Stated goal: From the listing below, extract each line containing the string "services".
:: Data to use ::
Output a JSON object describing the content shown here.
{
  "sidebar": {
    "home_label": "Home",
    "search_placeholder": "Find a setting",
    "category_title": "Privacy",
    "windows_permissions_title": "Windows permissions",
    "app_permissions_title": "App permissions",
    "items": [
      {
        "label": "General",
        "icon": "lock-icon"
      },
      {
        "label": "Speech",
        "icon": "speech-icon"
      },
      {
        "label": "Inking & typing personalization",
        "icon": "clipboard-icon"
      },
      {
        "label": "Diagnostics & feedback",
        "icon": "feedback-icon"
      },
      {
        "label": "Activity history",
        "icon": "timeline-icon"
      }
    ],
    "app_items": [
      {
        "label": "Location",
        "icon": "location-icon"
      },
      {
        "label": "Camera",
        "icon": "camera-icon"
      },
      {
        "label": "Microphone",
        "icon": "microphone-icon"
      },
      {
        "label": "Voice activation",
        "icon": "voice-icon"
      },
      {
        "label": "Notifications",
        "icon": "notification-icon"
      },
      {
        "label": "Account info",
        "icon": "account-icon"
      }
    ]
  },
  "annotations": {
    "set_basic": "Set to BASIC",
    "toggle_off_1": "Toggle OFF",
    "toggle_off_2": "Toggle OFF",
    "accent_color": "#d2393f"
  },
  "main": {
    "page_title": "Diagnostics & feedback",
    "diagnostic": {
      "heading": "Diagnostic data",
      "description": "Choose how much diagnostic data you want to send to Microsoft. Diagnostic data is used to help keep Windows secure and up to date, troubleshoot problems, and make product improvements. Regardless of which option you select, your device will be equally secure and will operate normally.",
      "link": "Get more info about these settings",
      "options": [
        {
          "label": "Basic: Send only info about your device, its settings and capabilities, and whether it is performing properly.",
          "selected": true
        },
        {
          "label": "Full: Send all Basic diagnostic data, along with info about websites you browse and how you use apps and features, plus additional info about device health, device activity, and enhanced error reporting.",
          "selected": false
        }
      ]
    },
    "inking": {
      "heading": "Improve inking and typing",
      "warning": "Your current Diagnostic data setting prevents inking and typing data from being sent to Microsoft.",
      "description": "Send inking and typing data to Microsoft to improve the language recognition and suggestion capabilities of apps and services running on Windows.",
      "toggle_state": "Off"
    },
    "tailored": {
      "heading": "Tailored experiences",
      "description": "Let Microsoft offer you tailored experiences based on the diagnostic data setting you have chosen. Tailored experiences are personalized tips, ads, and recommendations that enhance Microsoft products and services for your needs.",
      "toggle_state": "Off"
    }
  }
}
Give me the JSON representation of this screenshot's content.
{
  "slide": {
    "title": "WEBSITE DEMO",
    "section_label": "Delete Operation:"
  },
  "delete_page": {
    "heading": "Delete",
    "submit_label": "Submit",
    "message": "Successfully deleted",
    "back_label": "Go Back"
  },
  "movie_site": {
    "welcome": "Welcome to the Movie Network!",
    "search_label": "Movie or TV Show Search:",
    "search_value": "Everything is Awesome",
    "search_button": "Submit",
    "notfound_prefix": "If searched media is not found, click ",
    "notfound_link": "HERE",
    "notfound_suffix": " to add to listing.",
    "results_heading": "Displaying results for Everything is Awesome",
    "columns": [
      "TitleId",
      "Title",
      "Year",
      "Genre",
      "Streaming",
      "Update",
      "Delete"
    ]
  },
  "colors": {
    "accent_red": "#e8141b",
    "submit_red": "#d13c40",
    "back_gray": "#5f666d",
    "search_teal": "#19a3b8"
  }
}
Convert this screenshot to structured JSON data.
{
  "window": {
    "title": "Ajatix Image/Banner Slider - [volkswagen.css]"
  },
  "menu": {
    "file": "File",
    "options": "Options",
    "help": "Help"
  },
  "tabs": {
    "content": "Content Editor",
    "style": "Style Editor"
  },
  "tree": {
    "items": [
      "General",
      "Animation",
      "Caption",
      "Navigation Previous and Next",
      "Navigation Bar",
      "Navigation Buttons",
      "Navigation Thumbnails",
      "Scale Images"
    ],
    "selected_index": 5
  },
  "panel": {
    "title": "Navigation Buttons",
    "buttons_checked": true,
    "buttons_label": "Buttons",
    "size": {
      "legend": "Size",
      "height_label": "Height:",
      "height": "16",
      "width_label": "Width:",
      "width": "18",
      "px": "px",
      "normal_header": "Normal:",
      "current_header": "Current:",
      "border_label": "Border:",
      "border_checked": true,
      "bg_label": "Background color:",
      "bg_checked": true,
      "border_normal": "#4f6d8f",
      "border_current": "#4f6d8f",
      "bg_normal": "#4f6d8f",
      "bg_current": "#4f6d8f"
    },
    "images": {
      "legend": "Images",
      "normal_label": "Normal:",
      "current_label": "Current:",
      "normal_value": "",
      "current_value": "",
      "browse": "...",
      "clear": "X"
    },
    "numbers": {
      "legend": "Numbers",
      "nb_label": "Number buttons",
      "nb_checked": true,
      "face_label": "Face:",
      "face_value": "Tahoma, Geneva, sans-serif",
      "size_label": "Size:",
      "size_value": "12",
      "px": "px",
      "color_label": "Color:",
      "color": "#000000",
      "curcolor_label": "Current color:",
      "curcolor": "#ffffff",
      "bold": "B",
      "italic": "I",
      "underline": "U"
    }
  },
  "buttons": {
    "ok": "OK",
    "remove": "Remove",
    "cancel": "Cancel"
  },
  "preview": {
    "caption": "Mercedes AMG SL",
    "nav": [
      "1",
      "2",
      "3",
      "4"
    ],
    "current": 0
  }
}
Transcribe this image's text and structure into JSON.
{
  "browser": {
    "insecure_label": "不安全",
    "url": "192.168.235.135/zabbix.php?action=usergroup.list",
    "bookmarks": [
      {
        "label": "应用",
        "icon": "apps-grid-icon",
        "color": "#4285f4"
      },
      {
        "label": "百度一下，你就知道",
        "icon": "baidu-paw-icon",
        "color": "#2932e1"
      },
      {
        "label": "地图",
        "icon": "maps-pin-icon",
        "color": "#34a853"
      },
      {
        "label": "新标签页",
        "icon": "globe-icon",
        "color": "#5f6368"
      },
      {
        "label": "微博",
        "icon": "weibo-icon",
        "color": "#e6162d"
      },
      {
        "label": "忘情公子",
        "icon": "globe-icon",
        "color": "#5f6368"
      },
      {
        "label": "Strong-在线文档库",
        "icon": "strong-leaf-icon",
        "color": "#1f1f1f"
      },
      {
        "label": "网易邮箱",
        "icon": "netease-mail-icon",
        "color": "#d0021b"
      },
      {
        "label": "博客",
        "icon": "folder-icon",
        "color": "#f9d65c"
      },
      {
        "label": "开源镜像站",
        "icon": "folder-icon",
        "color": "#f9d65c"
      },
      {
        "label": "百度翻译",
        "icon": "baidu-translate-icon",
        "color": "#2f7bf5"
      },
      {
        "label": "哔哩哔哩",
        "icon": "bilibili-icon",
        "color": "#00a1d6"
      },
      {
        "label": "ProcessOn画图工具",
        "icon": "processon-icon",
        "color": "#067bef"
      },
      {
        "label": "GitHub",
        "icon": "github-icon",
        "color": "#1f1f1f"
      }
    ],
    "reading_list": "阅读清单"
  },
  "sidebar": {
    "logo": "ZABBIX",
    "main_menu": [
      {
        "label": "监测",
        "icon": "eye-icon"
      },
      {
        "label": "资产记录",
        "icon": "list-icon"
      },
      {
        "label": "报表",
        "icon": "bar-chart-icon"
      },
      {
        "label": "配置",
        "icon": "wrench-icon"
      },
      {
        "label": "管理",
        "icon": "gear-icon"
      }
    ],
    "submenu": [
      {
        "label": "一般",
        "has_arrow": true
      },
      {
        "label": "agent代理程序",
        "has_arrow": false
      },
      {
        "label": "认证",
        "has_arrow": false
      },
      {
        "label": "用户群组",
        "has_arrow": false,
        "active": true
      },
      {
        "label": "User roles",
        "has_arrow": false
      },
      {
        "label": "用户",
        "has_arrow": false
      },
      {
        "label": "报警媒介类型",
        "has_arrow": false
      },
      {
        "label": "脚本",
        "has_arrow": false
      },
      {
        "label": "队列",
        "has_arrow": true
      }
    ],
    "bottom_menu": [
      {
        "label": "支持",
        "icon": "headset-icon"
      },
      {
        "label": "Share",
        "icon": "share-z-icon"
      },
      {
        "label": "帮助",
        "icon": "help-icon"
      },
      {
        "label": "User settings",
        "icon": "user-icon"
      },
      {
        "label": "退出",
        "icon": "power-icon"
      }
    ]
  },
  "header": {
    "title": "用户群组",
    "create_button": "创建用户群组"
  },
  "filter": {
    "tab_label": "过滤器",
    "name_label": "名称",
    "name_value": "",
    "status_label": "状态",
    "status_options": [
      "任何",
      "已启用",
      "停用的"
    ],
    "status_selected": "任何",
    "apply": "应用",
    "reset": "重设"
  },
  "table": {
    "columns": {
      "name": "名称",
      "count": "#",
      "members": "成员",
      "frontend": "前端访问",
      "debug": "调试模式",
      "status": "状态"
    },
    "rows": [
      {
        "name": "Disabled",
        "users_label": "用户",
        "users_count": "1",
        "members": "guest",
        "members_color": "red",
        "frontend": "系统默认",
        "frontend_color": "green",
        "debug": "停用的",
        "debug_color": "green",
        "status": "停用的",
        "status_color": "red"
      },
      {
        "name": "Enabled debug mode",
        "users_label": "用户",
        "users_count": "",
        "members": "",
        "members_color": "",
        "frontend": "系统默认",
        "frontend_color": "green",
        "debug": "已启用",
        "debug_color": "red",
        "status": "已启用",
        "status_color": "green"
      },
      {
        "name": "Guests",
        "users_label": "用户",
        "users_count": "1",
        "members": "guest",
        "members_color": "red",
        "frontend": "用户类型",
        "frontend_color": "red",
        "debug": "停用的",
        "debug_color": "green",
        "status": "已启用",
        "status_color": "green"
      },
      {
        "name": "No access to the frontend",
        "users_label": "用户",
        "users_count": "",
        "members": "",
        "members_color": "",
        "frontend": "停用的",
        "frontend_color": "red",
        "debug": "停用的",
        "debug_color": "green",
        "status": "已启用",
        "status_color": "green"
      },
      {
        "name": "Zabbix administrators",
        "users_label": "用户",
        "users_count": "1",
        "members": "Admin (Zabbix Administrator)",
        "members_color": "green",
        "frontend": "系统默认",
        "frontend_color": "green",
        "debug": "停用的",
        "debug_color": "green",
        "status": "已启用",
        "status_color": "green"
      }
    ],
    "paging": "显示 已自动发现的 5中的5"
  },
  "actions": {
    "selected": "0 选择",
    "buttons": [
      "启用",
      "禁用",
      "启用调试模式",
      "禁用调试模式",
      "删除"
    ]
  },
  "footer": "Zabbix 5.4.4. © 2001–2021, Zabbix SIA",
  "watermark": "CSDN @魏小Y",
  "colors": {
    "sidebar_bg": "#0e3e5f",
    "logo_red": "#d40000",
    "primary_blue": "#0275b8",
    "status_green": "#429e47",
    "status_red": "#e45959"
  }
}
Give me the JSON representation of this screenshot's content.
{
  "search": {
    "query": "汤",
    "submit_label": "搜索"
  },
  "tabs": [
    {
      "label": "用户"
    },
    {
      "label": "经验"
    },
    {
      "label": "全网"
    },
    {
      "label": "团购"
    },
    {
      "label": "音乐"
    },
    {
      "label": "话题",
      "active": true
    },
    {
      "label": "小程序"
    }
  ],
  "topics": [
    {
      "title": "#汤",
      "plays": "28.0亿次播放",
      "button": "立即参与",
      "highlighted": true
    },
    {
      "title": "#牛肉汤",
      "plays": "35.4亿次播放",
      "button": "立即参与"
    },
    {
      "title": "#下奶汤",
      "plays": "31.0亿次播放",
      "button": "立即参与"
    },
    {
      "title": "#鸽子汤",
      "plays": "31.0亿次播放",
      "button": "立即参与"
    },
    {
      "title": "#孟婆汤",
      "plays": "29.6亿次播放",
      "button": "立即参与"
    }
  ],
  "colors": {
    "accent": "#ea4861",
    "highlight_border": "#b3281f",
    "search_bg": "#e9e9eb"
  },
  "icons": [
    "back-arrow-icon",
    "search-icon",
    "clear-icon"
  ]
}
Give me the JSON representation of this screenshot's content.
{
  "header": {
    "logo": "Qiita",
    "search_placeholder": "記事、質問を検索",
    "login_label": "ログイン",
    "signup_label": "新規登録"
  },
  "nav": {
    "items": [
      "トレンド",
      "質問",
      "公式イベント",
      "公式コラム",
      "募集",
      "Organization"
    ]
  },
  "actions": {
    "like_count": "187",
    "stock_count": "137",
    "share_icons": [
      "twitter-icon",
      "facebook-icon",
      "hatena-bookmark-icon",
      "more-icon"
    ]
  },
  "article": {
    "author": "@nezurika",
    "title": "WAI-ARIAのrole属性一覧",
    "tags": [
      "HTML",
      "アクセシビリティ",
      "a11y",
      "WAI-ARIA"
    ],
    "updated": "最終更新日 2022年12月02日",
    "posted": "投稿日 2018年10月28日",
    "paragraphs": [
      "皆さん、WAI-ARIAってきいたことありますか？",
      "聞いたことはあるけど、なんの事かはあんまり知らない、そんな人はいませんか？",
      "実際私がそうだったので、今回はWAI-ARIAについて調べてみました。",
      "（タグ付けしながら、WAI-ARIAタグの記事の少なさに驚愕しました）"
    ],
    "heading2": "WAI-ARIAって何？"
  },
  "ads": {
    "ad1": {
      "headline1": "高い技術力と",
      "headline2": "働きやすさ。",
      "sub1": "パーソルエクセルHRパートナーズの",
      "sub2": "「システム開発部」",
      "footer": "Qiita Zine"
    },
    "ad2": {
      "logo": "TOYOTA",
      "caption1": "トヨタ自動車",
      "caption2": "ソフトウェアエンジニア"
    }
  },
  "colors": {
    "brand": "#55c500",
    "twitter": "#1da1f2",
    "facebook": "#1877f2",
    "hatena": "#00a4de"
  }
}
:::
Full output:
      "description": "Send inking and typing data to Microsoft to improve the language recognition and suggestion capabilities of apps and services running on Windows.",
      "description": "Let Microsoft offer you tailored experiences based on the diagnostic data setting you have chosen. Tailored experiences are personalized tips, ads, and recommendations that enhance Microsoft products and services for your needs.",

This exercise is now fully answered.